-- START --

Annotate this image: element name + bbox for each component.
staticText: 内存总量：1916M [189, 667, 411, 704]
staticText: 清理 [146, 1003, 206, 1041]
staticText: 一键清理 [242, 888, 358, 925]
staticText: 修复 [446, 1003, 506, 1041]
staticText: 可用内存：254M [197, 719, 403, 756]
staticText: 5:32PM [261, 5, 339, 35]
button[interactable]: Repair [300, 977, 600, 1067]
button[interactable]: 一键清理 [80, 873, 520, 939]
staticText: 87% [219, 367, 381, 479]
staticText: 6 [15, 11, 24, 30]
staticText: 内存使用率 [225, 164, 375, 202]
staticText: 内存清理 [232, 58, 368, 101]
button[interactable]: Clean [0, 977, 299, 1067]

-- END --

● **What the task requires**:
Write out every line of the material above without changing anything.

● **Written solution**:
Annotate this image: element name + bbox for each component.
staticText: 内存总量：1916M [189, 667, 411, 704]
staticText: 清理 [146, 1003, 206, 1041]
staticText: 一键清理 [242, 888, 358, 925]
staticText: 修复 [446, 1003, 506, 1041]
staticText: 可用内存：254M [197, 719, 403, 756]
staticText: 5:32PM [261, 5, 339, 35]
button[interactable]: Repair [300, 977, 600, 1067]
button[interactable]: 一键清理 [80, 873, 520, 939]
staticText: 87% [219, 367, 381, 479]
staticText: 6 [15, 11, 24, 30]
staticText: 内存使用率 [225, 164, 375, 202]
staticText: 内存清理 [232, 58, 368, 101]
button[interactable]: Clean [0, 977, 299, 1067]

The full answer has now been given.